● Text excerpt:
# GMAILFS - Gmail Tips and Tricks



## allajunaki (Oct 10, 2004)

Hey all the Lucky Owners of GMAIL account here is my Tip to ya all

GMAIL's 1 GB is pretty Hard to fill up.
But some dude has already come up with a way to Use Gmail as Internet Hard Drive.
For Windows User head here:
*www.viksoe.dk/code/gmail.htm

For Linux ppl Here
*richard.jones.name/google-hacks/gmail-filesystem/gmail-filesystem.html

Whats the Big Deal, We already Know this... (Ok its for ppl who didnt.. Here comes the meaty part)

Now people who have used this Thing already know that It clutters ur Inbox pretty badly... whats the solution?

Do this.
1. Create a Label Called 'Files' (or whatever u want) .. U can Do this from the Green Frame on the Left side of the Site.
2. Create a filter (u can create by clicking on 'create a filter' on the left side of 'search the web' button on the top side.

[Saved data entries]

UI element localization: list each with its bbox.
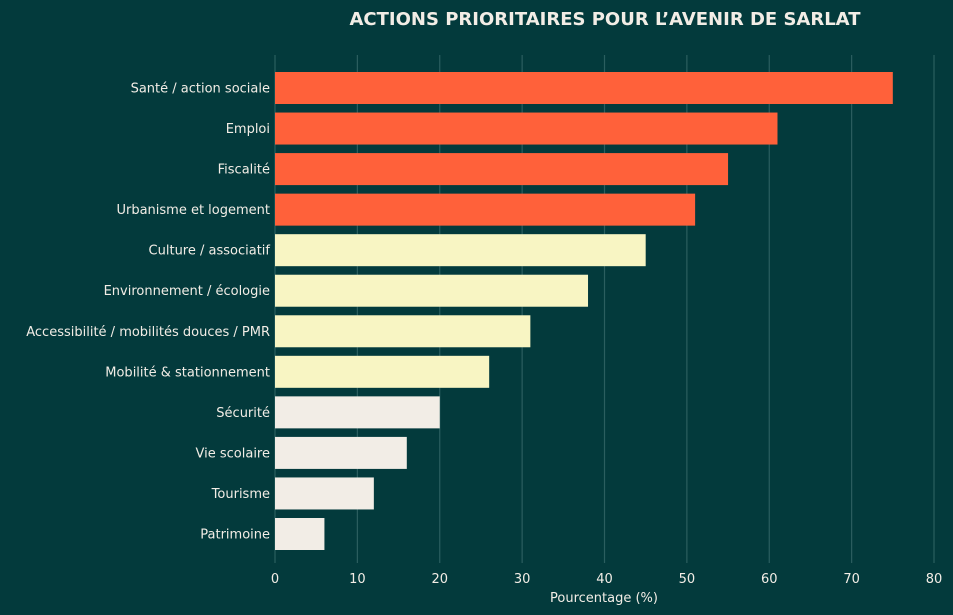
bar	[275, 153, 729, 186]
x-tick-label: 10	[349, 572, 366, 587]
bar	[275, 274, 589, 307]
category-label: Patrimoine	[200, 528, 270, 543]
category-label: Sécurité	[216, 406, 270, 421]
x-tick-label: 50	[679, 572, 696, 587]
x-tick-labels: 0 10 20 30 40 50 60 70 80	[271, 572, 942, 587]
x-tick-label: 70	[843, 572, 860, 587]
category-label: Environnement / écologie	[104, 284, 270, 299]
x-tick-label: 30	[514, 572, 531, 587]
category-labels: Santé / action sociale Emploi Fiscalité Urb…	[26, 82, 270, 543]
x-axis-label: Pourcentage (%)	[550, 591, 658, 606]
bars	[275, 72, 893, 550]
category-label: Tourisme	[211, 487, 270, 502]
category-label: Santé / action sociale	[131, 82, 270, 97]
category-label: Mobilité & stationnement	[105, 365, 270, 380]
bar	[275, 436, 407, 469]
category-label: Vie scolaire	[196, 446, 270, 461]
bar	[275, 477, 374, 510]
bar	[275, 315, 531, 348]
x-tick-label: 20	[431, 572, 448, 587]
x-tick-label: 60	[761, 572, 778, 587]
bar	[275, 112, 778, 145]
bar	[275, 72, 893, 104]
bar	[275, 396, 440, 429]
category-label: Fiscalité	[218, 163, 270, 178]
chart-title: ACTIONS PRIORITAIRES POUR L’AVENIR DE SA…	[350, 9, 862, 30]
bar	[275, 193, 696, 226]
bar	[275, 234, 646, 267]
x-tick-label: 80	[926, 572, 943, 587]
x-tick-label: 40	[596, 572, 613, 587]
x-tick-label: 0	[271, 572, 279, 587]
bar	[275, 355, 490, 388]
category-label: Culture / associatif	[149, 244, 271, 259]
bar	[275, 518, 325, 550]
category-label: Accessibilité / mobilités douces / PMR	[26, 325, 270, 340]
category-label: Urbanisme et logement	[116, 203, 270, 218]
category-label: Emploi	[226, 122, 270, 137]
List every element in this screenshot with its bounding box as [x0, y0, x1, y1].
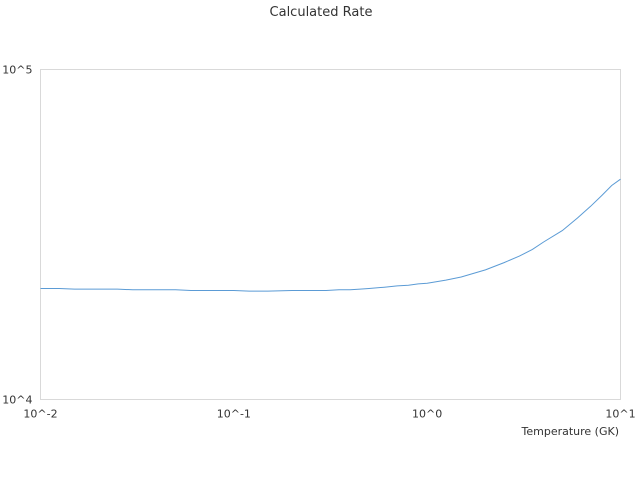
x-axis-ticks: 10^-2 10^-1 10^0 10^1 — [23, 408, 635, 421]
chart-title: Calculated Rate — [270, 5, 373, 20]
plot-area-frame — [40, 69, 621, 400]
x-tick-label: 10^-2 — [23, 408, 57, 421]
x-tick-label: 10^-1 — [217, 408, 251, 421]
x-tick-label: 10^0 — [412, 408, 442, 421]
y-tick-label: 10^4 — [2, 394, 32, 407]
series-layer — [40, 178, 621, 292]
x-axis-title: Temperature (GK) — [521, 425, 620, 438]
y-tick-label: 10^5 — [2, 64, 32, 77]
y-axis-ticks: 10^4 10^5 — [2, 64, 32, 407]
x-tick-label: 10^1 — [605, 408, 635, 421]
series-line-0 — [40, 178, 621, 292]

● What you will do:
1. According to the Gmail tips post, where on the site can a label be created?
2. In the Gmail tips post, take the part that opens with the words "# GMAILFS - Gmail" and closes with "to fill up.", and write it out again with "Lucky" swapped for "Fortunate".
3. Please continue the Gmail tips post from where it stops.

● The replies:
1. From the green frame on the left side of the site.

2.
# GMAILFS - Gmail Tips and Tricks



## allajunaki (Oct 10, 2004)

Hey all the Fortunate Owners of GMAIL account here is my Tip to ya all

GMAIL's 1 GB is pretty Hard to fill up.

3.
3. Now u have a yellow frame with some text boxes.
4. In the subject box enter 'GMAILFS:' (without the quotes) and in the from: box enter ur Gmail Address.
5. Test the filter by pressing 'Test Search' If all ur uplaoded Files are shown , then its successfull. Otherwise just remove whatever in 'from' text box. and test again..
6. After successful test click 'next step' button.
7. Tick(or Select) 'Skip Inbox' and Tick(or Select) 'Apply the Label ' and select the label as 'Files' (or whatever u named it..) 
8. now all the files u upload will straight goto 'Files' Label and Inbox will remail Clutterless... To delete the file use the Shell extention or Just Move it to trash from the label.

---- If anyone has already figured this Then cool. If anyone has already posted this trick, Im sorry. I just Figured it out myself ( Hmm.. thats what u call as re-inventing the wheel)---

Some of the Other neat things About Gmail.
U can Apply more than one label to an e-mail. That means, For example i have a filter where all my Girlfriends mail gets a  Label , and All the Fowards gets another.. So what happens when my G.F sends me a Forward? It applies both the Labels . Plain and simple...
So all the fowards are in one.. all the Mails are another and her fowards are in both...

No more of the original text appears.